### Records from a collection
--- begin ---
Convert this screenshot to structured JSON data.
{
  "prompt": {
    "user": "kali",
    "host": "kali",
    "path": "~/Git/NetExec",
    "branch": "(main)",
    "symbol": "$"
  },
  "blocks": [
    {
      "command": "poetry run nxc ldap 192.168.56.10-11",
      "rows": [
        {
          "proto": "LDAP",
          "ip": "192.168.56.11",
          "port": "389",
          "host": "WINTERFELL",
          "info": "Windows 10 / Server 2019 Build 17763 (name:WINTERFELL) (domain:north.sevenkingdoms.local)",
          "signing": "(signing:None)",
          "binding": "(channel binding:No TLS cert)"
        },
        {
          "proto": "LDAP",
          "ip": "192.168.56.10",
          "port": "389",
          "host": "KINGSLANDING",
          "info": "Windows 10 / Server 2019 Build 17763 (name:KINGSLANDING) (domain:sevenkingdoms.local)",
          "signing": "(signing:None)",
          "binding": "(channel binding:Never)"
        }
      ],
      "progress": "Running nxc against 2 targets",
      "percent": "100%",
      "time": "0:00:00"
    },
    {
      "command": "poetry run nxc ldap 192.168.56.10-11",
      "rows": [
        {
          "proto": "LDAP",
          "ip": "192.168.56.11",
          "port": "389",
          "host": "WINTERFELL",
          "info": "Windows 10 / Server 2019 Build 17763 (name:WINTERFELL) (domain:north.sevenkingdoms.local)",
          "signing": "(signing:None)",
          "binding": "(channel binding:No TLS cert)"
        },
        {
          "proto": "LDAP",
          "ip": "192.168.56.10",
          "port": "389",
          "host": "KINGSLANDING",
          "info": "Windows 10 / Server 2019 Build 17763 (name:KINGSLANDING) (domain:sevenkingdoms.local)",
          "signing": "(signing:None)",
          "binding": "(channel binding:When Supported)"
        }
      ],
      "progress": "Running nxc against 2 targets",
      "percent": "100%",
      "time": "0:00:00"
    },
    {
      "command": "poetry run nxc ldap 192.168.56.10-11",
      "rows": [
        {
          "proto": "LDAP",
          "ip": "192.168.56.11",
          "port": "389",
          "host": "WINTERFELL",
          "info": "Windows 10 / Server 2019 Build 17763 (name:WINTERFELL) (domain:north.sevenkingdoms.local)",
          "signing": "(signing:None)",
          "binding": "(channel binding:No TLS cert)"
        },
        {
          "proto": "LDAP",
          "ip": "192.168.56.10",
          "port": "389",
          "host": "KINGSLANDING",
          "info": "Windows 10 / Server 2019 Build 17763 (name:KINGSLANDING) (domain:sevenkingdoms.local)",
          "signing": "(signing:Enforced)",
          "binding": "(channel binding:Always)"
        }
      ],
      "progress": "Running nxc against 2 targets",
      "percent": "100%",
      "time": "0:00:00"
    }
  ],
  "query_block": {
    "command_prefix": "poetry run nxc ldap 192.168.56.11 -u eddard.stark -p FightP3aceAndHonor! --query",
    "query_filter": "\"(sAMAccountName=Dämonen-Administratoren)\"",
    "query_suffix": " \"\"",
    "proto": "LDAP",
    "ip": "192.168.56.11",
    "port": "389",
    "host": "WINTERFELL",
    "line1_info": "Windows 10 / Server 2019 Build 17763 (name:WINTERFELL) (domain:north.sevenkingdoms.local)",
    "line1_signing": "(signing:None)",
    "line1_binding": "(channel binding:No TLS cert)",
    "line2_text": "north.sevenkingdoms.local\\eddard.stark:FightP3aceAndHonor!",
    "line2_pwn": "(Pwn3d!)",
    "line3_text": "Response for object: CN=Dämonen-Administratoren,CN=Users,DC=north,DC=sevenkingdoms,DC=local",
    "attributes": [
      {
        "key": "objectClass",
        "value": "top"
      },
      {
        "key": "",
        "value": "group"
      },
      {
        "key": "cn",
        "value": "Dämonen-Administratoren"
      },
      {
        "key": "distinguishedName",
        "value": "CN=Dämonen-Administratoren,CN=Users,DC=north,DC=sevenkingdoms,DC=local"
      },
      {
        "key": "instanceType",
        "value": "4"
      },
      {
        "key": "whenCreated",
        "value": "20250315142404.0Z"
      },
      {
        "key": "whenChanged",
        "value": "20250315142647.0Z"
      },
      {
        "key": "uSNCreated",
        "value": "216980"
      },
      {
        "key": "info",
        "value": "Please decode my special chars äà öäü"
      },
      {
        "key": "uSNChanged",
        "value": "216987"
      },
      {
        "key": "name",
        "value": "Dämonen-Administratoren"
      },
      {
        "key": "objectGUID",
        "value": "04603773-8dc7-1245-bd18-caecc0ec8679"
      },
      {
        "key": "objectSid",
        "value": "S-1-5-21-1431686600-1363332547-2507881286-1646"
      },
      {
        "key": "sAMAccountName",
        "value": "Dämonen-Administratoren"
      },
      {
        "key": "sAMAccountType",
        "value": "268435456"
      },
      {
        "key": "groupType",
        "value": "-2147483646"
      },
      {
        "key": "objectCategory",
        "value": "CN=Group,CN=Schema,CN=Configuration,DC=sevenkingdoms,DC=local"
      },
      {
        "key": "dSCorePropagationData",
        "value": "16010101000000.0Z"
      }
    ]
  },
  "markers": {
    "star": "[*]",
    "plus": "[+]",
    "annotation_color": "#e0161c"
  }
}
--- end ---
### Work to be completed
Please give back all of the records exactly as written.

### Output of the exercise
Convert this screenshot to structured JSON data.
{
  "prompt": {
    "user": "kali",
    "host": "kali",
    "path": "~/Git/NetExec",
    "branch": "(main)",
    "symbol": "$"
  },
  "blocks": [
    {
      "command": "poetry run nxc ldap 192.168.56.10-11",
      "rows": [
        {
          "proto": "LDAP",
          "ip": "192.168.56.11",
          "port": "389",
          "host": "WINTERFELL",
          "info": "Windows 10 / Server 2019 Build 17763 (name:WINTERFELL) (domain:north.sevenkingdoms.local)",
          "signing": "(signing:None)",
          "binding": "(channel binding:No TLS cert)"
        },
        {
          "proto": "LDAP",
          "ip": "192.168.56.10",
          "port": "389",
          "host": "KINGSLANDING",
          "info": "Windows 10 / Server 2019 Build 17763 (name:KINGSLANDING) (domain:sevenkingdoms.local)",
          "signing": "(signing:None)",
          "binding": "(channel binding:Never)"
        }
      ],
      "progress": "Running nxc against 2 targets",
      "percent": "100%",
      "time": "0:00:00"
    },
    {
      "command": "poetry run nxc ldap 192.168.56.10-11",
      "rows": [
        {
          "proto": "LDAP",
          "ip": "192.168.56.11",
          "port": "389",
          "host": "WINTERFELL",
          "info": "Windows 10 / Server 2019 Build 17763 (name:WINTERFELL) (domain:north.sevenkingdoms.local)",
          "signing": "(signing:None)",
          "binding": "(channel binding:No TLS cert)"
        },
        {
          "proto": "LDAP",
          "ip": "192.168.56.10",
          "port": "389",
          "host": "KINGSLANDING",
          "info": "Windows 10 / Server 2019 Build 17763 (name:KINGSLANDING) (domain:sevenkingdoms.local)",
          "signing": "(signing:None)",
          "binding": "(channel binding:When Supported)"
        }
      ],
      "progress": "Running nxc against 2 targets",
      "percent": "100%",
      "time": "0:00:00"
    },
    {
      "command": "poetry run nxc ldap 192.168.56.10-11",
      "rows": [
        {
          "proto": "LDAP",
          "ip": "192.168.56.11",
          "port": "389",
          "host": "WINTERFELL",
          "info": "Windows 10 / Server 2019 Build 17763 (name:WINTERFELL) (domain:north.sevenkingdoms.local)",
          "signing": "(signing:None)",
          "binding": "(channel binding:No TLS cert)"
        },
        {
          "proto": "LDAP",
          "ip": "192.168.56.10",
          "port": "389",
          "host": "KINGSLANDING",
          "info": "Windows 10 / Server 2019 Build 17763 (name:KINGSLANDING) (domain:sevenkingdoms.local)",
          "signing": "(signing:Enforced)",
          "binding": "(channel binding:Always)"
        }
      ],
      "progress": "Running nxc against 2 targets",
      "percent": "100%",
      "time": "0:00:00"
    }
  ],
  "query_block": {
    "command_prefix": "poetry run nxc ldap 192.168.56.11 -u eddard.stark -p FightP3aceAndHonor! --query",
    "query_filter": "\"(sAMAccountName=Dämonen-Administratoren)\"",
    "query_suffix": " \"\"",
    "proto": "LDAP",
    "ip": "192.168.56.11",
    "port": "389",
    "host": "WINTERFELL",
    "line1_info": "Windows 10 / Server 2019 Build 17763 (name:WINTERFELL) (domain:north.sevenkingdoms.local)",
    "line1_signing": "(signing:None)",
    "line1_binding": "(channel binding:No TLS cert)",
    "line2_text": "north.sevenkingdoms.local\\eddard.stark:FightP3aceAndHonor!",
    "line2_pwn": "(Pwn3d!)",
    "line3_text": "Response for object: CN=Dämonen-Administratoren,CN=Users,DC=north,DC=sevenkingdoms,DC=local",
    "attributes": [
      {
        "key": "objectClass",
        "value": "top"
      },
      {
        "key": "",
        "value": "group"
      },
      {
        "key": "cn",
        "value": "Dämonen-Administratoren"
      },
      {
        "key": "distinguishedName",
        "value": "CN=Dämonen-Administratoren,CN=Users,DC=north,DC=sevenkingdoms,DC=local"
      },
      {
        "key": "instanceType",
        "value": "4"
      },
      {
        "key": "whenCreated",
        "value": "20250315142404.0Z"
      },
      {
        "key": "whenChanged",
        "value": "20250315142647.0Z"
      },
      {
        "key": "uSNCreated",
        "value": "216980"
      },
      {
        "key": "info",
        "value": "Please decode my special chars äà öäü"
      },
      {
        "key": "uSNChanged",
        "value": "216987"
      },
      {
        "key": "name",
        "value": "Dämonen-Administratoren"
      },
      {
        "key": "objectGUID",
        "value": "04603773-8dc7-1245-bd18-caecc0ec8679"
      },
      {
        "key": "objectSid",
        "value": "S-1-5-21-1431686600-1363332547-2507881286-1646"
      },
      {
        "key": "sAMAccountName",
        "value": "Dämonen-Administratoren"
      },
      {
        "key": "sAMAccountType",
        "value": "268435456"
      },
      {
        "key": "groupType",
        "value": "-2147483646"
      },
      {
        "key": "objectCategory",
        "value": "CN=Group,CN=Schema,CN=Configuration,DC=sevenkingdoms,DC=local"
      },
      {
        "key": "dSCorePropagationData",
        "value": "16010101000000.0Z"
      }
    ]
  },
  "markers": {
    "star": "[*]",
    "plus": "[+]",
    "annotation_color": "#e0161c"
  }
}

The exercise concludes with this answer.